## Dataset records on visual material
* BEGIN *

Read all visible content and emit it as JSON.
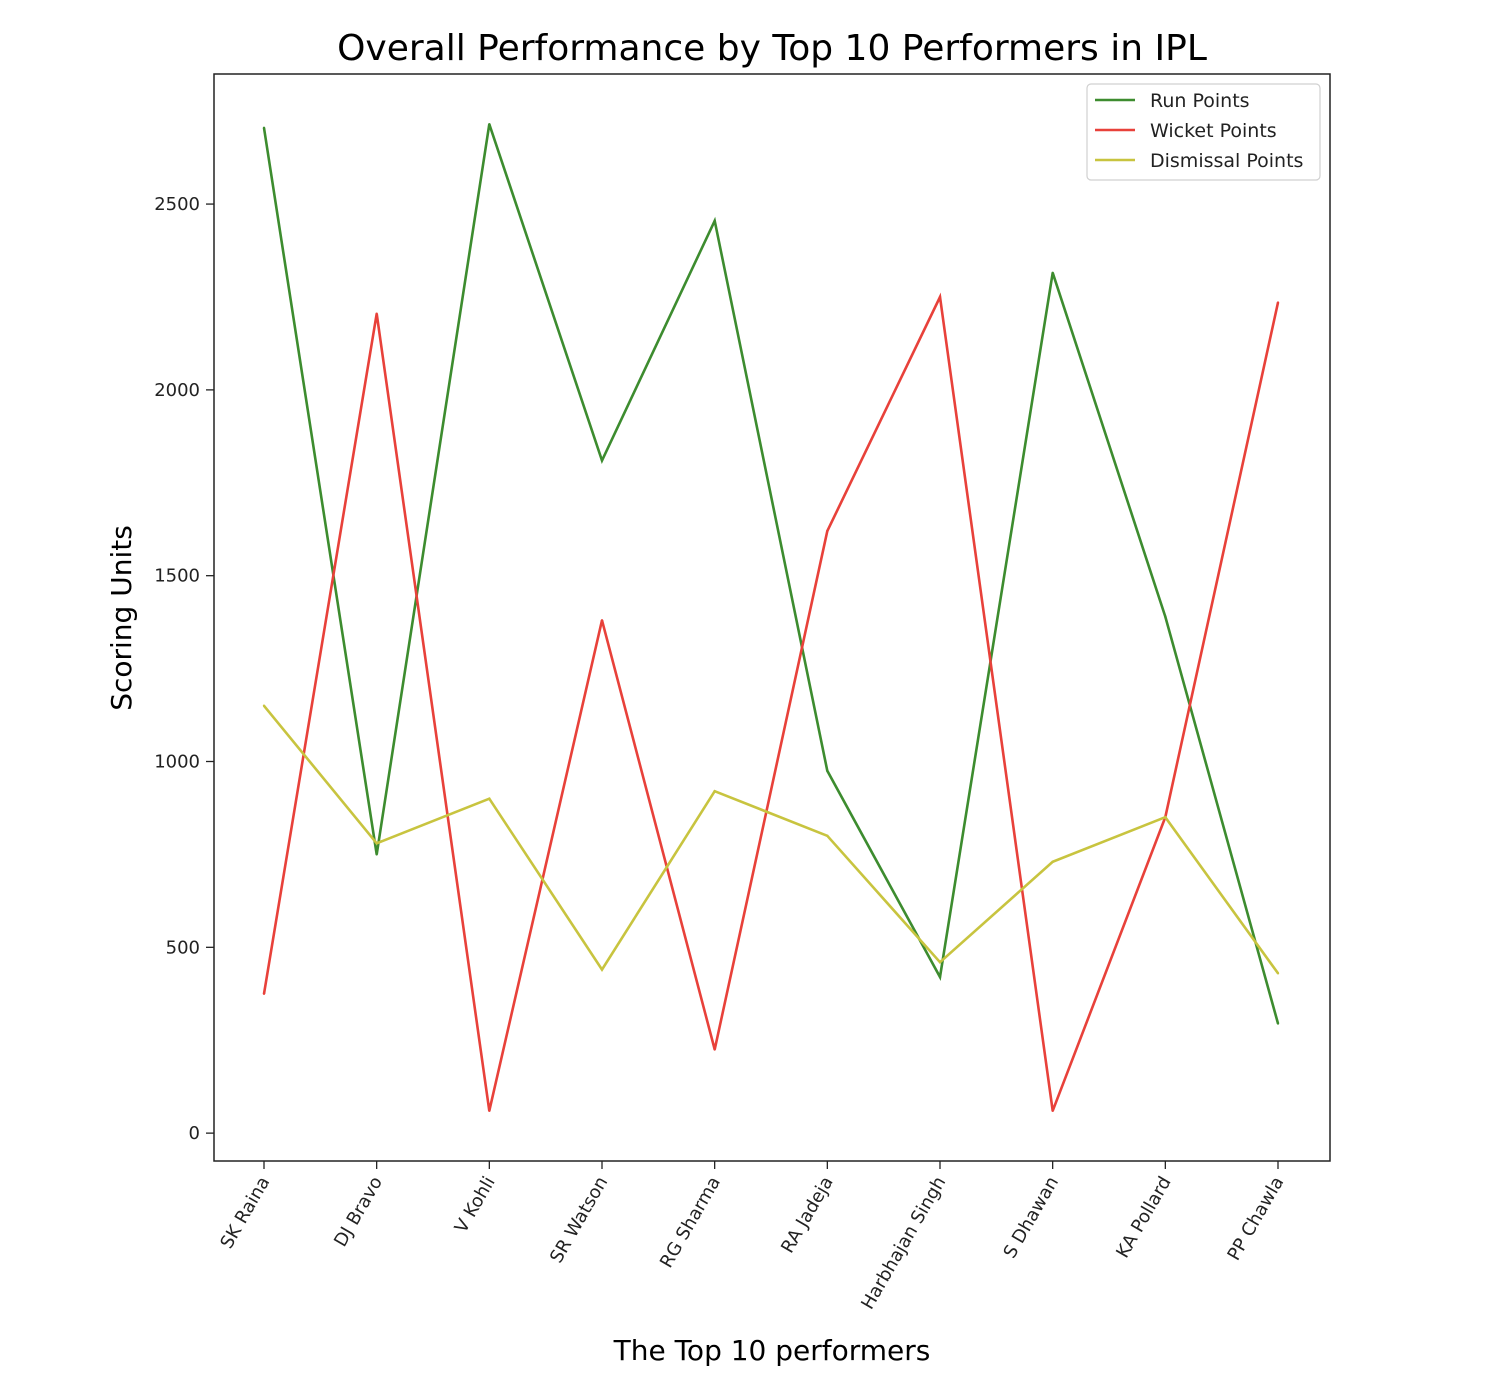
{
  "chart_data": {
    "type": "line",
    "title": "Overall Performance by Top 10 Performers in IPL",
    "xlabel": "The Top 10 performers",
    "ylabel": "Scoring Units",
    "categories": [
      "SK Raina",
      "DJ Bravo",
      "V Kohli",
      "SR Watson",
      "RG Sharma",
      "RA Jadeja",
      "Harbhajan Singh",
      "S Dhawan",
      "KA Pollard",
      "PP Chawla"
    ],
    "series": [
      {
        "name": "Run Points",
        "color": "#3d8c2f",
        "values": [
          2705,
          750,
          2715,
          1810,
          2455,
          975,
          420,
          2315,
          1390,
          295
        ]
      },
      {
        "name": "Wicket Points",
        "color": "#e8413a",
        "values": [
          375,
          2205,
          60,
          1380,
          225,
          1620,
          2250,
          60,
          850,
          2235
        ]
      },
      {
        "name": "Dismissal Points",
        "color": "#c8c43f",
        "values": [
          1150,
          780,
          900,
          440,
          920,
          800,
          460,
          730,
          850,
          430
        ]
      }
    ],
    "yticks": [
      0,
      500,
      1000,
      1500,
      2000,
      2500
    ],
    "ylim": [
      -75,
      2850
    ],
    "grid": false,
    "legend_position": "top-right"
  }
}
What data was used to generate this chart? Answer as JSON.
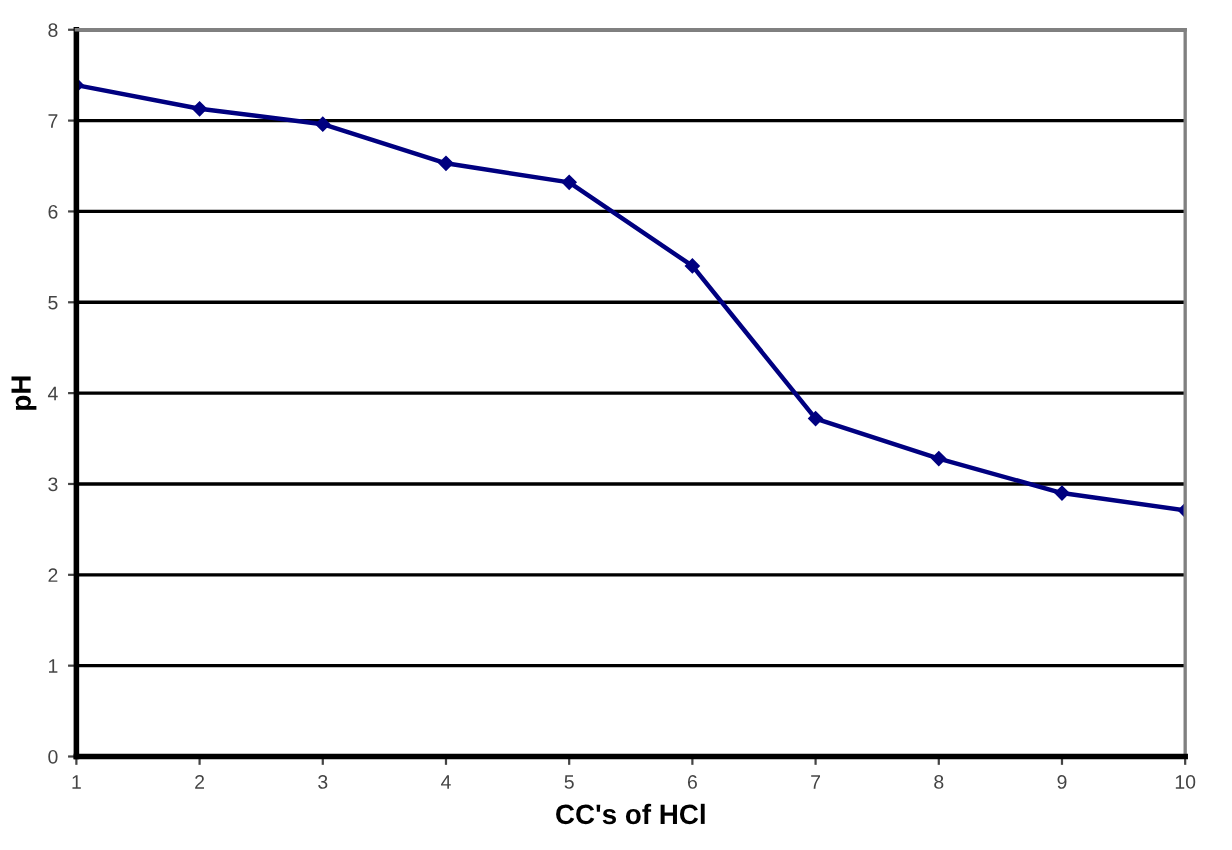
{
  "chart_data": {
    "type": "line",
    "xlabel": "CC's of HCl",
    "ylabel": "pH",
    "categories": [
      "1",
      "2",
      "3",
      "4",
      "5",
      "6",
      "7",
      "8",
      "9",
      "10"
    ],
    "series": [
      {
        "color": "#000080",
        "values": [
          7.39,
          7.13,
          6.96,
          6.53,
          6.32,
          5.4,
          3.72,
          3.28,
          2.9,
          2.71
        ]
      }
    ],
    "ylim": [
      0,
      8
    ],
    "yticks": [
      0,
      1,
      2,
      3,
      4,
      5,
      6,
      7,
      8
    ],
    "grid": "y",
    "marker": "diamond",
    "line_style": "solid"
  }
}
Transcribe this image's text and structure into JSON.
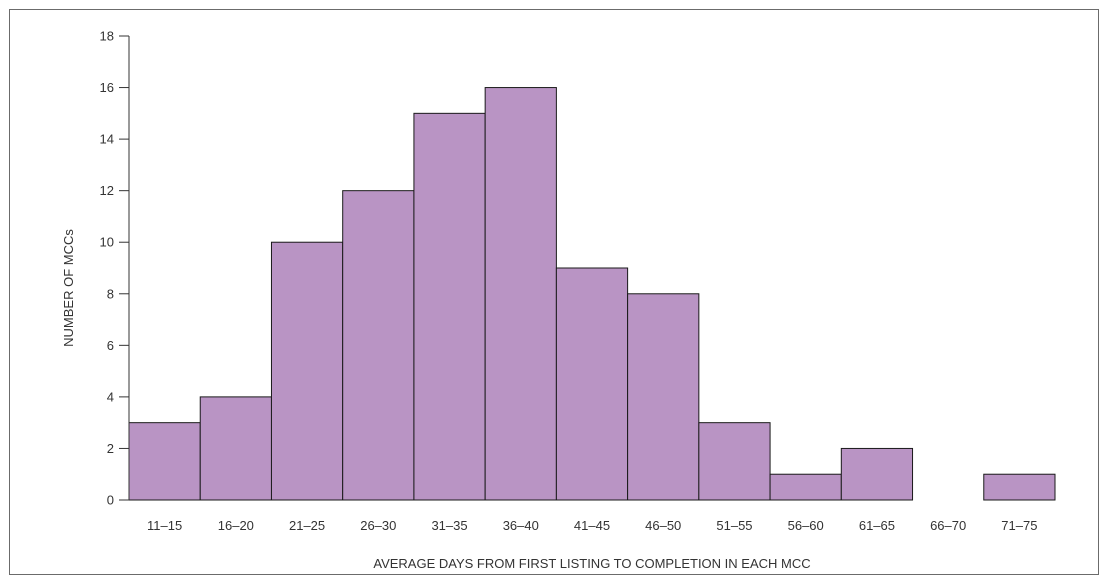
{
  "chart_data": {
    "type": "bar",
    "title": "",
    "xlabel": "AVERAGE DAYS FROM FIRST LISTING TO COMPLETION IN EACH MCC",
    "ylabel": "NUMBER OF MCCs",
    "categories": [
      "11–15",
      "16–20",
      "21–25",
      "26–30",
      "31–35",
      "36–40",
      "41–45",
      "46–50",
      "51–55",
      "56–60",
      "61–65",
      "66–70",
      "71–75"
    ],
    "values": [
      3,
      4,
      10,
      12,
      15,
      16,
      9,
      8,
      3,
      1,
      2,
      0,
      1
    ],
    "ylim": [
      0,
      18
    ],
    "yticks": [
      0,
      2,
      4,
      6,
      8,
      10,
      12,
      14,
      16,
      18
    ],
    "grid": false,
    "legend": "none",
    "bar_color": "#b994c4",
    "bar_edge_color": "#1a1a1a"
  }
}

* END *

## Task statement
The records above need to be restated word for word, with the pictures left out.

## Task answer
Read all visible content and emit it as JSON.
{
  "chart_data": {
    "type": "line",
    "title": "Overall Performance by Top 10 Performers in IPL",
    "xlabel": "The Top 10 performers",
    "ylabel": "Scoring Units",
    "categories": [
      "SK Raina",
      "DJ Bravo",
      "V Kohli",
      "SR Watson",
      "RG Sharma",
      "RA Jadeja",
      "Harbhajan Singh",
      "S Dhawan",
      "KA Pollard",
      "PP Chawla"
    ],
    "series": [
      {
        "name": "Run Points",
        "color": "#3d8c2f",
        "values": [
          2705,
          750,
          2715,
          1810,
          2455,
          975,
          420,
          2315,
          1390,
          295
        ]
      },
      {
        "name": "Wicket Points",
        "color": "#e8413a",
        "values": [
          375,
          2205,
          60,
          1380,
          225,
          1620,
          2250,
          60,
          850,
          2235
        ]
      },
      {
        "name": "Dismissal Points",
        "color": "#c8c43f",
        "values": [
          1150,
          780,
          900,
          440,
          920,
          800,
          460,
          730,
          850,
          430
        ]
      }
    ],
    "yticks": [
      0,
      500,
      1000,
      1500,
      2000,
      2500
    ],
    "ylim": [
      -75,
      2850
    ],
    "grid": false,
    "legend_position": "top-right"
  }
}
What data was used to generate this chart? Answer as JSON.
{
  "chart_data": {
    "type": "line",
    "xlabel": "CC's of HCl",
    "ylabel": "pH",
    "categories": [
      "1",
      "2",
      "3",
      "4",
      "5",
      "6",
      "7",
      "8",
      "9",
      "10"
    ],
    "series": [
      {
        "color": "#000080",
        "values": [
          7.39,
          7.13,
          6.96,
          6.53,
          6.32,
          5.4,
          3.72,
          3.28,
          2.9,
          2.71
        ]
      }
    ],
    "ylim": [
      0,
      8
    ],
    "yticks": [
      0,
      1,
      2,
      3,
      4,
      5,
      6,
      7,
      8
    ],
    "grid": "y",
    "marker": "diamond",
    "line_style": "solid"
  }
}
Transcribe this image's text and structure into JSON.
{
  "chart_data": {
    "type": "bar",
    "title": "",
    "xlabel": "AVERAGE DAYS FROM FIRST LISTING TO COMPLETION IN EACH MCC",
    "ylabel": "NUMBER OF MCCs",
    "categories": [
      "11–15",
      "16–20",
      "21–25",
      "26–30",
      "31–35",
      "36–40",
      "41–45",
      "46–50",
      "51–55",
      "56–60",
      "61–65",
      "66–70",
      "71–75"
    ],
    "values": [
      3,
      4,
      10,
      12,
      15,
      16,
      9,
      8,
      3,
      1,
      2,
      0,
      1
    ],
    "ylim": [
      0,
      18
    ],
    "yticks": [
      0,
      2,
      4,
      6,
      8,
      10,
      12,
      14,
      16,
      18
    ],
    "grid": false,
    "legend": "none",
    "bar_color": "#b994c4",
    "bar_edge_color": "#1a1a1a"
  }
}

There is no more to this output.